文本段落:
##############################

假设式子的最高幂次为k 则只需要测试1到k+1就可以了
原理见 刘汝佳的《算法竞赛入门经典入门指南》 P123
字符串需要自己处理,比较繁琐 一定要细心
代码:
#include <iostream>
#include <cstdio>
#include <string>
#include <cstring>
#include <cmath>
#include <algorithm>
#include <queue> #define ll long long
#define lint long long
using namespace std; const int N=100005;
ll a[N];
ll powerMod(ll x,ll y,ll M)
{//cout<<x<<" "<<y<<" "<<M<<endl;
ll tmp=1;
while(y)
{
if(y&1)
tmp=tmp*x%M;
x=x*x%M;
y=y>>1;
}
//cout<<(tmp%M)<<endl;
return tmp%M;
}
void func(string s)
{//cout<<s<<endl;
if(s.size()==0) return; int m=s.find('n');
if(m==-1)
m=s.size();
int type=(s[0]=='-')?-1:1;
ll tmp=0;
//int l=;cout<<l<<" "<<m<<endl;
for(int i=(s[0]=='+'||s[0]=='-')?1:0;i<m;++i)
{//cout<<i<<" "<<tmp<<endl;
tmp=tmp*10+s[i]-'0';
}
if(tmp==0) tmp=1;
tmp=tmp*type;
m=s.find('n');//cout<<m<<endl;
if(m==-1) a[0]=tmp;
else
{//cout<<"in1"<<endl;return ;
int k=s.find('^');
if(k==-1)
a[1]=tmp;
else
{//cout<<"in2"<<endl;
int x=0;
for(int i=k+1;i<s.size();++i)
{
x=x*10+s[i]-'0';
}
//cout<<x<<" "<<tmp<<endl;
a[x]=tmp;
}
}
//cout<<"return"<<endl;
}
bool solve(string s)

##############################

操作指令:
请紧接上文多项式测试解题代码的最后一行续写下去。

记录数据:

##############################

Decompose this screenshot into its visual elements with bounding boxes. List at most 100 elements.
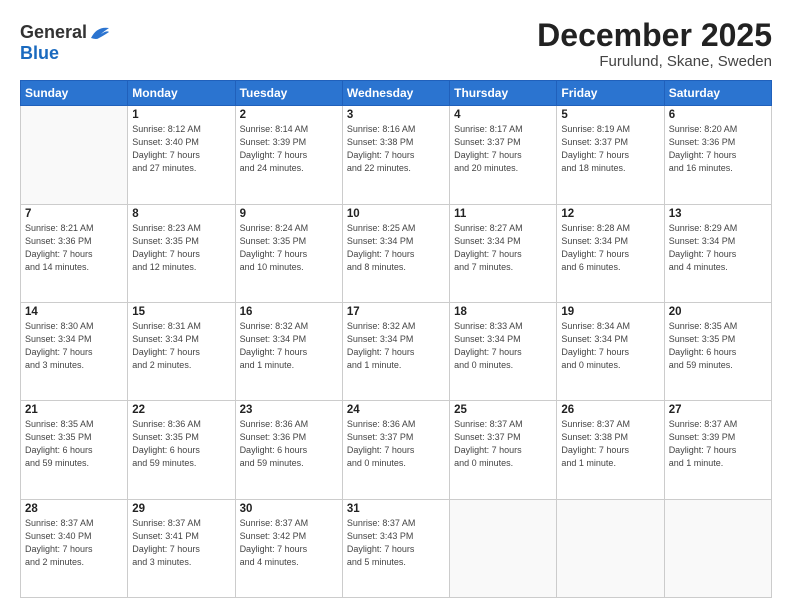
- day-info: Sunrise: 8:37 AM Sunset: 3:41 PM Dayligh…: [132, 517, 230, 569]
- day-info: Sunrise: 8:37 AM Sunset: 3:39 PM Dayligh…: [669, 418, 767, 470]
- day-info: Sunrise: 8:17 AM Sunset: 3:37 PM Dayligh…: [454, 123, 552, 175]
- day-number: 16: [240, 306, 338, 318]
- day-info: Sunrise: 8:16 AM Sunset: 3:38 PM Dayligh…: [347, 123, 445, 175]
- header-saturday: Saturday: [664, 81, 771, 106]
- day-info: Sunrise: 8:12 AM Sunset: 3:40 PM Dayligh…: [132, 123, 230, 175]
- day-number: 7: [25, 208, 123, 220]
- logo-bird-icon: [89, 24, 111, 42]
- day-info: Sunrise: 8:30 AM Sunset: 3:34 PM Dayligh…: [25, 320, 123, 372]
- table-row: 14 Sunrise: 8:30 AM Sunset: 3:34 PM Dayli…: [21, 302, 128, 400]
- table-row: 18 Sunrise: 8:33 AM Sunset: 3:34 PM Dayli…: [450, 302, 557, 400]
- table-row: 16 Sunrise: 8:32 AM Sunset: 3:34 PM Dayli…: [235, 302, 342, 400]
- day-number: 8: [132, 208, 230, 220]
- calendar-week-row: 28 Sunrise: 8:37 AM Sunset: 3:40 PM Dayli…: [21, 499, 772, 597]
- table-row: 19 Sunrise: 8:34 AM Sunset: 3:34 PM Dayli…: [557, 302, 664, 400]
- day-number: 18: [454, 306, 552, 318]
- table-row: 4 Sunrise: 8:17 AM Sunset: 3:37 PM Daylig…: [450, 106, 557, 204]
- day-info: Sunrise: 8:23 AM Sunset: 3:35 PM Dayligh…: [132, 222, 230, 274]
- day-info: Sunrise: 8:37 AM Sunset: 3:40 PM Dayligh…: [25, 517, 123, 569]
- day-number: 26: [561, 404, 659, 416]
- day-info: Sunrise: 8:36 AM Sunset: 3:36 PM Dayligh…: [240, 418, 338, 470]
- table-row: 3 Sunrise: 8:16 AM Sunset: 3:38 PM Daylig…: [342, 106, 449, 204]
- table-row: 24 Sunrise: 8:36 AM Sunset: 3:37 PM Dayli…: [342, 401, 449, 499]
- day-number: 12: [561, 208, 659, 220]
- table-row: 26Sunrise: 8:37 AM Sunset: 3:38 PM Dayli…: [557, 401, 664, 499]
- header-monday: Monday: [128, 81, 235, 106]
- day-number: 24: [347, 404, 445, 416]
- header-sunday: Sunday: [21, 81, 128, 106]
- logo-general-text: General: [20, 22, 87, 43]
- header: General Blue December 2025 Furulund, Ska…: [20, 18, 772, 70]
- table-row: [21, 106, 128, 204]
- day-number: 14: [25, 306, 123, 318]
- day-number: 27: [669, 404, 767, 416]
- table-row: 15Sunrise: 8:31 AM Sunset: 3:34 PM Dayli…: [128, 302, 235, 400]
- day-info: Sunrise: 8:32 AM Sunset: 3:34 PM Dayligh…: [347, 320, 445, 372]
- day-number: 10: [347, 208, 445, 220]
- day-number: 2: [240, 109, 338, 121]
- day-number: 13: [669, 208, 767, 220]
- table-row: 23 Sunrise: 8:36 AM Sunset: 3:36 PM Dayli…: [235, 401, 342, 499]
- header-wednesday: Wednesday: [342, 81, 449, 106]
- table-row: 20Sunrise: 8:35 AM Sunset: 3:35 PM Dayli…: [664, 302, 771, 400]
- day-number: 11: [454, 208, 552, 220]
- header-friday: Friday: [557, 81, 664, 106]
- day-info: Sunrise: 8:37 AM Sunset: 3:37 PM Dayligh…: [454, 418, 552, 470]
- day-info: Sunrise: 8:34 AM Sunset: 3:34 PM Dayligh…: [561, 320, 659, 372]
- table-row: 21 Sunrise: 8:35 AM Sunset: 3:35 PM Dayli…: [21, 401, 128, 499]
- day-number: 28: [25, 503, 123, 515]
- table-row: 29 Sunrise: 8:37 AM Sunset: 3:41 PM Dayli…: [128, 499, 235, 597]
- day-number: 22: [132, 404, 230, 416]
- day-info: Sunrise: 8:32 AM Sunset: 3:34 PM Dayligh…: [240, 320, 338, 372]
- table-row: 10 Sunrise: 8:25 AM Sunset: 3:34 PM Dayli…: [342, 204, 449, 302]
- table-row: 27 Sunrise: 8:37 AM Sunset: 3:39 PM Dayli…: [664, 401, 771, 499]
- table-row: 25 Sunrise: 8:37 AM Sunset: 3:37 PM Dayli…: [450, 401, 557, 499]
- day-number: 17: [347, 306, 445, 318]
- table-row: 11 Sunrise: 8:27 AM Sunset: 3:34 PM Dayli…: [450, 204, 557, 302]
- day-info: Sunrise: 8:27 AM Sunset: 3:34 PM Dayligh…: [454, 222, 552, 274]
- day-number: 25: [454, 404, 552, 416]
- calendar-header-row: Sunday Monday Tuesday Wednesday Thursday…: [21, 81, 772, 106]
- table-row: 30Sunrise: 8:37 AM Sunset: 3:42 PM Dayli…: [235, 499, 342, 597]
- day-info: Sunrise: 8:20 AM Sunset: 3:36 PM Dayligh…: [669, 123, 767, 175]
- day-number: 5: [561, 109, 659, 121]
- title-block: December 2025 Furulund, Skane, Sweden: [537, 18, 772, 70]
- table-row: [557, 499, 664, 597]
- table-row: 31Sunrise: 8:37 AM Sunset: 3:43 PM Dayli…: [342, 499, 449, 597]
- calendar-table: Sunday Monday Tuesday Wednesday Thursday…: [20, 80, 772, 598]
- day-info: Sunrise: 8:24 AM Sunset: 3:35 PM Dayligh…: [240, 222, 338, 274]
- day-info: Sunrise: 8:28 AM Sunset: 3:34 PM Dayligh…: [561, 222, 659, 274]
- day-number: 30: [240, 503, 338, 515]
- day-number: 21: [25, 404, 123, 416]
- day-number: 6: [669, 109, 767, 121]
- table-row: 1Sunrise: 8:12 AM Sunset: 3:40 PM Daylig…: [128, 106, 235, 204]
- day-info: Sunrise: 8:19 AM Sunset: 3:37 PM Dayligh…: [561, 123, 659, 175]
- day-info: Sunrise: 8:37 AM Sunset: 3:43 PM Dayligh…: [347, 517, 445, 569]
- day-number: 3: [347, 109, 445, 121]
- calendar-week-row: 7 Sunrise: 8:21 AM Sunset: 3:36 PM Daylig…: [21, 204, 772, 302]
- day-number: 19: [561, 306, 659, 318]
- day-number: 15: [132, 306, 230, 318]
- table-row: 6 Sunrise: 8:20 AM Sunset: 3:36 PM Daylig…: [664, 106, 771, 204]
- day-info: Sunrise: 8:36 AM Sunset: 3:35 PM Dayligh…: [132, 418, 230, 470]
- calendar-week-row: 1Sunrise: 8:12 AM Sunset: 3:40 PM Daylig…: [21, 106, 772, 204]
- day-number: 9: [240, 208, 338, 220]
- calendar-week-row: 14 Sunrise: 8:30 AM Sunset: 3:34 PM Dayli…: [21, 302, 772, 400]
- day-info: Sunrise: 8:14 AM Sunset: 3:39 PM Dayligh…: [240, 123, 338, 175]
- day-number: 29: [132, 503, 230, 515]
- month-title: December 2025: [537, 18, 772, 53]
- table-row: 22 Sunrise: 8:36 AM Sunset: 3:35 PM Dayli…: [128, 401, 235, 499]
- table-row: 8 Sunrise: 8:23 AM Sunset: 3:35 PM Daylig…: [128, 204, 235, 302]
- calendar-week-row: 21 Sunrise: 8:35 AM Sunset: 3:35 PM Dayli…: [21, 401, 772, 499]
- page: General Blue December 2025 Furulund, Ska…: [0, 0, 792, 612]
- day-info: Sunrise: 8:35 AM Sunset: 3:35 PM Dayligh…: [25, 418, 123, 470]
- day-info: Sunrise: 8:25 AM Sunset: 3:34 PM Dayligh…: [347, 222, 445, 274]
- day-info: Sunrise: 8:29 AM Sunset: 3:34 PM Dayligh…: [669, 222, 767, 274]
- day-info: Sunrise: 8:36 AM Sunset: 3:37 PM Dayligh…: [347, 418, 445, 470]
- logo-blue-text: Blue: [20, 43, 59, 64]
- day-number: 20: [669, 306, 767, 318]
- day-info: Sunrise: 8:21 AM Sunset: 3:36 PM Dayligh…: [25, 222, 123, 274]
- day-number: 4: [454, 109, 552, 121]
- day-number: 23: [240, 404, 338, 416]
- day-info: Sunrise: 8:33 AM Sunset: 3:34 PM Dayligh…: [454, 320, 552, 372]
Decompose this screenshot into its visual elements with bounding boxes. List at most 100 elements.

##############################

练习结果:
{
memset(a,0,sizeof(a));
int k=s.find('/');
ll M=0;
for(int i=k+1;i<s.length();++i)
M=M*10+s[i]-'0';
string stmp;
for(int i=(s[0]=='(')?1:0;i<k&&s[i]!=')';++i)
{
if(s[i]=='+'||s[i]=='-')
{
func(stmp);
stmp.clear();
}
stmp.push_back(s[i]);
}
func(stmp);
for(ll i=1;i<=101;++i)
{//cout<<i<<endl;
ll tmp=0;
for(ll j=0;j<=100;++j)
{
//cout<<j<<" "<<a[j]<<endl;
tmp=(tmp+a[j]*powerMod(i,j,M))%M;
}
if(tmp!=0)
return false;
}
return true;
}
int main()
{
//freopen("data.in","r",stdin);
int ca=1;
string s;
while(cin>>s)
{
if(s==".")break;
if(solve(s))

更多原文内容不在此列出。